» **Aim**: Copy each line of the data below exactly, leaving out pictures.

[Start Input for this task]

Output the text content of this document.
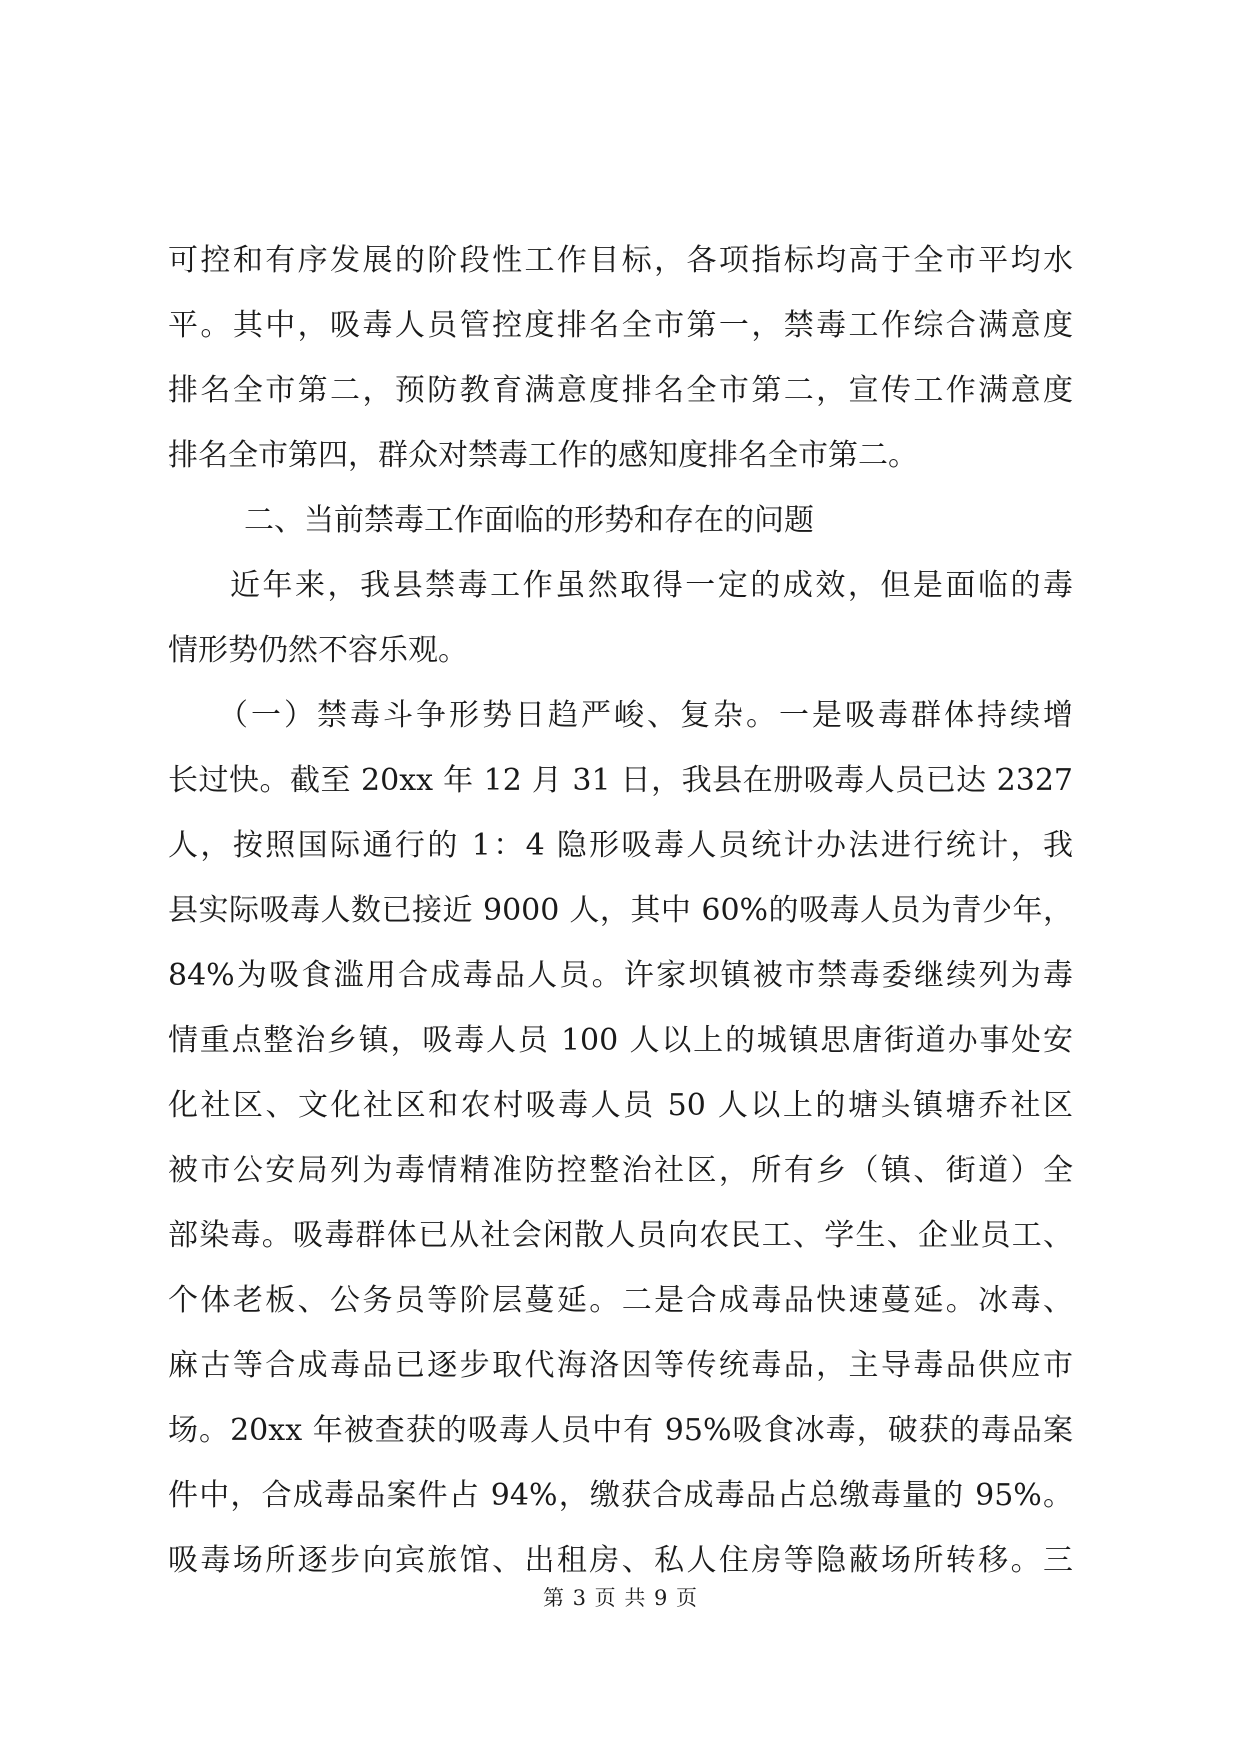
可控和有序发展的阶段性工作目标，各项指标均高于全市平均水
平。其中，吸毒人员管控度排名全市第一，禁毒工作综合满意度
排名全市第二，预防教育满意度排名全市第二，宣传工作满意度
排名全市第四，群众对禁毒工作的感知度排名全市第二。
二、当前禁毒工作面临的形势和存在的问题
近年来，我县禁毒工作虽然取得一定的成效，但是面临的毒
情形势仍然不容乐观。
（一）禁毒斗争形势日趋严峻、复杂。一是吸毒群体持续增
长过快。截至 20xx 年 12 月 31 日，我县在册吸毒人员已达 2327
人，按照国际通行的 1：4 隐形吸毒人员统计办法进行统计，我
县实际吸毒人数已接近 9000 人，其中 60%的吸毒人员为青少年，
84%为吸食滥用合成毒品人员。许家坝镇被市禁毒委继续列为毒
情重点整治乡镇，吸毒人员 100 人以上的城镇思唐街道办事处安
化社区、文化社区和农村吸毒人员 50 人以上的塘头镇塘乔社区
被市公安局列为毒情精准防控整治社区，所有乡（镇、街道）全
部染毒。吸毒群体已从社会闲散人员向农民工、学生、企业员工、
个体老板、公务员等阶层蔓延。二是合成毒品快速蔓延。冰毒、
麻古等合成毒品已逐步取代海洛因等传统毒品，主导毒品供应市
场。20xx 年被查获的吸毒人员中有 95%吸食冰毒，破获的毒品案
件中，合成毒品案件占 94%，缴获合成毒品占总缴毒量的 95%。
吸毒场所逐步向宾旅馆、出租房、私人住房等隐蔽场所转移。三
第 3 页 共 9 页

[End Input for this task]

» **Completed task**:
Output the text content of this document.
可控和有序发展的阶段性工作目标，各项指标均高于全市平均水
平。其中，吸毒人员管控度排名全市第一，禁毒工作综合满意度
排名全市第二，预防教育满意度排名全市第二，宣传工作满意度
排名全市第四，群众对禁毒工作的感知度排名全市第二。
二、当前禁毒工作面临的形势和存在的问题
近年来，我县禁毒工作虽然取得一定的成效，但是面临的毒
情形势仍然不容乐观。
（一）禁毒斗争形势日趋严峻、复杂。一是吸毒群体持续增
长过快。截至 20xx 年 12 月 31 日，我县在册吸毒人员已达 2327
人，按照国际通行的 1：4 隐形吸毒人员统计办法进行统计，我
县实际吸毒人数已接近 9000 人，其中 60%的吸毒人员为青少年，
84%为吸食滥用合成毒品人员。许家坝镇被市禁毒委继续列为毒
情重点整治乡镇，吸毒人员 100 人以上的城镇思唐街道办事处安
化社区、文化社区和农村吸毒人员 50 人以上的塘头镇塘乔社区
被市公安局列为毒情精准防控整治社区，所有乡（镇、街道）全
部染毒。吸毒群体已从社会闲散人员向农民工、学生、企业员工、
个体老板、公务员等阶层蔓延。二是合成毒品快速蔓延。冰毒、
麻古等合成毒品已逐步取代海洛因等传统毒品，主导毒品供应市
场。20xx 年被查获的吸毒人员中有 95%吸食冰毒，破获的毒品案
件中，合成毒品案件占 94%，缴获合成毒品占总缴毒量的 95%。
吸毒场所逐步向宾旅馆、出租房、私人住房等隐蔽场所转移。三
第 3 页 共 9 页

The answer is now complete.